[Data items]
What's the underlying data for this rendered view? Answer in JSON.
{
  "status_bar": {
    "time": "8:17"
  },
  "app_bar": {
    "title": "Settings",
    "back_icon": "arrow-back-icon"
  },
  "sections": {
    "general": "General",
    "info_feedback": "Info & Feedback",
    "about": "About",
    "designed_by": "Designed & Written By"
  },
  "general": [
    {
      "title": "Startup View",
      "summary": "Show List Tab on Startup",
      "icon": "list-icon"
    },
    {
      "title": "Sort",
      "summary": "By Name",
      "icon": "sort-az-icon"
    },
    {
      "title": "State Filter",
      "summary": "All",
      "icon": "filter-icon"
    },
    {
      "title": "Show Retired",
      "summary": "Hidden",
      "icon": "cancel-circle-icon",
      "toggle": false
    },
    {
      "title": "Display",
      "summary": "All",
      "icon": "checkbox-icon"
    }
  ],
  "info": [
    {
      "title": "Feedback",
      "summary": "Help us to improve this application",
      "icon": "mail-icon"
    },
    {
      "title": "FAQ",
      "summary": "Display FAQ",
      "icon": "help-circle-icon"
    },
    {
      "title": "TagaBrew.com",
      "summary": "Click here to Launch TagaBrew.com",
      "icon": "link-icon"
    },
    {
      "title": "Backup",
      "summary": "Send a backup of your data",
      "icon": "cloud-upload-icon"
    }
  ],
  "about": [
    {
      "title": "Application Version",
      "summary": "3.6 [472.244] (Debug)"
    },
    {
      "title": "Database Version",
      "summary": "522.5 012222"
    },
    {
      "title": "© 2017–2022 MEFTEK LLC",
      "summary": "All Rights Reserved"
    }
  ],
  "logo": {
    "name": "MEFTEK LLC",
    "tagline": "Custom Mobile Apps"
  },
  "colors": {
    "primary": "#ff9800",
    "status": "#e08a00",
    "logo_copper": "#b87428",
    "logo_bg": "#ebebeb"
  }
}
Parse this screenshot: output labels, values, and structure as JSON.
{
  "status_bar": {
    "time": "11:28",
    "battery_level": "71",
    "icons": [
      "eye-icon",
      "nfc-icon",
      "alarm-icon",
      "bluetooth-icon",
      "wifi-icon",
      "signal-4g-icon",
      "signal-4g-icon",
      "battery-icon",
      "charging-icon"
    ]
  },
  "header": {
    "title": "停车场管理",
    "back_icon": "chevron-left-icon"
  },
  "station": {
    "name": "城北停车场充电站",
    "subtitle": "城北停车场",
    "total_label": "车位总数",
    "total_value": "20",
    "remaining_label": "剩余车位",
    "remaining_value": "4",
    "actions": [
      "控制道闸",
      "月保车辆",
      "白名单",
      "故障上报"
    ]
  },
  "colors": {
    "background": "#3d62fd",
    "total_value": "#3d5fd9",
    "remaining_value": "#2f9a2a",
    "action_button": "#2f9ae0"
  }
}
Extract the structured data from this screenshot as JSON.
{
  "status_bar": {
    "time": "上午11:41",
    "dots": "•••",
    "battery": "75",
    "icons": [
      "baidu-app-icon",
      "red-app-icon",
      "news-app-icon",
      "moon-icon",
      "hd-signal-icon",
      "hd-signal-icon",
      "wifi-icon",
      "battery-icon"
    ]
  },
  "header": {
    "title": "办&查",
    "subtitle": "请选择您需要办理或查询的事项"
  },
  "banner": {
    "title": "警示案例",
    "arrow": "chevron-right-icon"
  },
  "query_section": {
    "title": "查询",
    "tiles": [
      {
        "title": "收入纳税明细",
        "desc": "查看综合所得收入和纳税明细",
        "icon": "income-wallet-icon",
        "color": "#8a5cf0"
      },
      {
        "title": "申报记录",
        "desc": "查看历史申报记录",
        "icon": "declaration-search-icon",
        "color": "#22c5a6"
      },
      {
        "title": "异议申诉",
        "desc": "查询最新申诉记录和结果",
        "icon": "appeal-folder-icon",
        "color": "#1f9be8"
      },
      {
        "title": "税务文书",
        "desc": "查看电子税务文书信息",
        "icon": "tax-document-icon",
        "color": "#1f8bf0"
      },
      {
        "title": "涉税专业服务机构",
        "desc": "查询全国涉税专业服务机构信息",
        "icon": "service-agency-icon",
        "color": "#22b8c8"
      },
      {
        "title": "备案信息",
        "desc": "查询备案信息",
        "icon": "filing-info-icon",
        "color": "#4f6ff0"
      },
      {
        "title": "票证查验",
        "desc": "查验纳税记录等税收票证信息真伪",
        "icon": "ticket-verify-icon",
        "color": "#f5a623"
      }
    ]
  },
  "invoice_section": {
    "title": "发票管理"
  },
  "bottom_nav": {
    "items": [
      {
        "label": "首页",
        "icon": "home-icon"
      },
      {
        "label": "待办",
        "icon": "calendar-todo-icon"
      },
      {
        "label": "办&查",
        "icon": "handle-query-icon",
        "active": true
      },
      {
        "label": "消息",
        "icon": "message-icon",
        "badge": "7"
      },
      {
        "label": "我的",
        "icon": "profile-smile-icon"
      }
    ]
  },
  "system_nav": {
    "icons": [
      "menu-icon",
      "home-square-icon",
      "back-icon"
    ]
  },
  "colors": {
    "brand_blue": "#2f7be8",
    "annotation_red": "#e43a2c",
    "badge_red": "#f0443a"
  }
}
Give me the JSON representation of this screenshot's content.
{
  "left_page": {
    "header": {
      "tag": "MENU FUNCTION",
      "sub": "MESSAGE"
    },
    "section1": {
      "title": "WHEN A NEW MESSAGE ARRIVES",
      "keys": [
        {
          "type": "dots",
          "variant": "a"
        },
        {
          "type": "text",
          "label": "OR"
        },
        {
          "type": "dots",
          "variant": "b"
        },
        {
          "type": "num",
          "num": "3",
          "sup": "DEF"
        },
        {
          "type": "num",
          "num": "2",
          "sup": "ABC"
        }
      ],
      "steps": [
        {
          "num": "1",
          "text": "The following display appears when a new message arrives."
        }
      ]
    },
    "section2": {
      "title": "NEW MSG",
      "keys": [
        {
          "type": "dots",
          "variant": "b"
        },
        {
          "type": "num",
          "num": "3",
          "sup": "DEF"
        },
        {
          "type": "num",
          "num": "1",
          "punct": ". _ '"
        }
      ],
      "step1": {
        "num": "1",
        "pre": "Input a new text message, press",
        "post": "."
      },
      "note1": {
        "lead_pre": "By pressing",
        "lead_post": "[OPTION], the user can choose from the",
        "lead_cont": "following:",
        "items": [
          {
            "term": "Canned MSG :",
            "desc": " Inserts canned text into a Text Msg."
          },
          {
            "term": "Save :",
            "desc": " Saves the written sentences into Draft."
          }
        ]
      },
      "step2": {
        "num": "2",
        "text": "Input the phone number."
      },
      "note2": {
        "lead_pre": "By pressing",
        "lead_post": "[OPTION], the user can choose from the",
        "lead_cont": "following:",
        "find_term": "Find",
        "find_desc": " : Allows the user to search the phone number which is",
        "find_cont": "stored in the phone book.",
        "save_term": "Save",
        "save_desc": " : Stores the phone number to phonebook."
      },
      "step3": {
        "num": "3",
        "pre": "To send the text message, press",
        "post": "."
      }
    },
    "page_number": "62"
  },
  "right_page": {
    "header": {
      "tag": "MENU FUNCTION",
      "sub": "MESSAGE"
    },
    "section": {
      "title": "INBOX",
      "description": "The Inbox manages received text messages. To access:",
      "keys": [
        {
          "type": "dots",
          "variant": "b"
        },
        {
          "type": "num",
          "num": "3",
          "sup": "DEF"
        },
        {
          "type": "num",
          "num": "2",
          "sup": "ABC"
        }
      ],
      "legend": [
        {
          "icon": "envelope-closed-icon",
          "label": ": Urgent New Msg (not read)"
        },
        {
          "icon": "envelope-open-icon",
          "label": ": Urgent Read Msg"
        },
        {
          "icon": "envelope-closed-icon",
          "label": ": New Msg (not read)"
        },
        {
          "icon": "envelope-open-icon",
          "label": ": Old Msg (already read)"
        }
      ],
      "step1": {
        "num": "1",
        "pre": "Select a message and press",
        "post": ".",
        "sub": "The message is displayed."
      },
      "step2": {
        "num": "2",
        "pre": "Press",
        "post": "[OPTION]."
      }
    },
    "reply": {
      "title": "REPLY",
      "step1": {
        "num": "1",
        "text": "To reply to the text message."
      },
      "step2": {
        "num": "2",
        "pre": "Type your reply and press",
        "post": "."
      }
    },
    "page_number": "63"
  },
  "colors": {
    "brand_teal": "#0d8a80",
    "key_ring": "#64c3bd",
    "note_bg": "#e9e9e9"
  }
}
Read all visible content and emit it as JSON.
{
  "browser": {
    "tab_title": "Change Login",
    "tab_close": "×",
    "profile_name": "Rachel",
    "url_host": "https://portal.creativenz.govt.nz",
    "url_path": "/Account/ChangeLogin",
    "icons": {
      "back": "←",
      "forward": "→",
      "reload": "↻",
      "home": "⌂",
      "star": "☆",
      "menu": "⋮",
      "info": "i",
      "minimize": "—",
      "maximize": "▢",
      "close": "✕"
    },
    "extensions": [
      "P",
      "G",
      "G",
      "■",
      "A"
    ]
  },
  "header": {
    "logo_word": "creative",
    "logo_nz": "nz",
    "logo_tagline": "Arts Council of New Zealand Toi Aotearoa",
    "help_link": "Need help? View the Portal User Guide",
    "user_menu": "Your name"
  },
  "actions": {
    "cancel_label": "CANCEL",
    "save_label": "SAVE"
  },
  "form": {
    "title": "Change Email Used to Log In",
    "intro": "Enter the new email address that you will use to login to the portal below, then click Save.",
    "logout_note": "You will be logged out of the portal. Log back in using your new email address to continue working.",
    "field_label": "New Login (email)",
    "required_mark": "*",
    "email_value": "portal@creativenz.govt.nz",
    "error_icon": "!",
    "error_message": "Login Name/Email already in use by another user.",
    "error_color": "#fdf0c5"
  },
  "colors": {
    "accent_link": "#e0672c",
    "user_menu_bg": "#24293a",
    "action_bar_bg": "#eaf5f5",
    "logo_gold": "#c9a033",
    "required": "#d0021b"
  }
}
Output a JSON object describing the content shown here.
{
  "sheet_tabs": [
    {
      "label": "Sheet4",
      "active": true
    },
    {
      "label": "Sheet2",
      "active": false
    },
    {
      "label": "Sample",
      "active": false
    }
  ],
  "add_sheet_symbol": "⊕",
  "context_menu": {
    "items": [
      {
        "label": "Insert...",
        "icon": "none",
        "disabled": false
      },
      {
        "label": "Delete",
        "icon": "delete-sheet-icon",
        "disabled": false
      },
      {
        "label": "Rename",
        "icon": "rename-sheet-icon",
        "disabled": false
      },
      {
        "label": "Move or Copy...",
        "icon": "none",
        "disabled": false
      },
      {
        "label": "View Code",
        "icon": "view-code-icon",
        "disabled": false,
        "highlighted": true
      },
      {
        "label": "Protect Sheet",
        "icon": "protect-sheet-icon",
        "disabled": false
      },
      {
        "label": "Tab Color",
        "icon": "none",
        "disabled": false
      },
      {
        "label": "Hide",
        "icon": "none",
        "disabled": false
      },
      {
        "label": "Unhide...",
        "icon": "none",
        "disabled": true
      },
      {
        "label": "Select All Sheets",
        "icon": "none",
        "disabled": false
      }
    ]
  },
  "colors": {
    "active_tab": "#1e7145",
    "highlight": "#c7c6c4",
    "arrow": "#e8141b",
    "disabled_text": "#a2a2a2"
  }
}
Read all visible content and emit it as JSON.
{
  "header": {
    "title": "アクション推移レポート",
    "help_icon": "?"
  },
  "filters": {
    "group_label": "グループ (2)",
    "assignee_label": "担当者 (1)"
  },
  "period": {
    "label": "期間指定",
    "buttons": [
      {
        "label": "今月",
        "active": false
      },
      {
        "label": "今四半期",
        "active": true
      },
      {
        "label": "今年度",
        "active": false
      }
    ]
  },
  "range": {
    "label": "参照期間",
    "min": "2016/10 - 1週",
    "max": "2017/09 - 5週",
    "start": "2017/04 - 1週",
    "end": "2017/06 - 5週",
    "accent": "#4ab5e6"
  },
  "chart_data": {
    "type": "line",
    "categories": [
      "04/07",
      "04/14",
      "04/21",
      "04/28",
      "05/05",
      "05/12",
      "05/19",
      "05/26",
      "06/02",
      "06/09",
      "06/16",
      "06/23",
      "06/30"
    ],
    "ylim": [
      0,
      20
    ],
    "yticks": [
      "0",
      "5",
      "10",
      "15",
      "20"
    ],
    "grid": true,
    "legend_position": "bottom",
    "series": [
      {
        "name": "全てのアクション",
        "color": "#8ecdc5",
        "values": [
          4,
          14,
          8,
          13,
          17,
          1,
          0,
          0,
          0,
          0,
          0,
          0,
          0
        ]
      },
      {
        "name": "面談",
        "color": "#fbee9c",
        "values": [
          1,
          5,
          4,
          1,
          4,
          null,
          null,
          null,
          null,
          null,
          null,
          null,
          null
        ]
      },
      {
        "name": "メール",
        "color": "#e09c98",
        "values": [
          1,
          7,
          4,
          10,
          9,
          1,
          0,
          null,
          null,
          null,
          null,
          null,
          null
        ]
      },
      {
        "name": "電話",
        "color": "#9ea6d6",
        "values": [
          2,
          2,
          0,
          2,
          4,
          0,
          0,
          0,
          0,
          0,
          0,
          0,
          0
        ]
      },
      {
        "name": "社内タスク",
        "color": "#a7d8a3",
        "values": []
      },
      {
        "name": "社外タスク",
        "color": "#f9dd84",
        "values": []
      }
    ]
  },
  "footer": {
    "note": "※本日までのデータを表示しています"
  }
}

> **REQUIREMENT**:
From the data above, gather every line that includes the word "here".

> **EXERCISE RESULT**:
      "summary": "Click here to Launch TagaBrew.com",
Output a JSON object describing the content shown here.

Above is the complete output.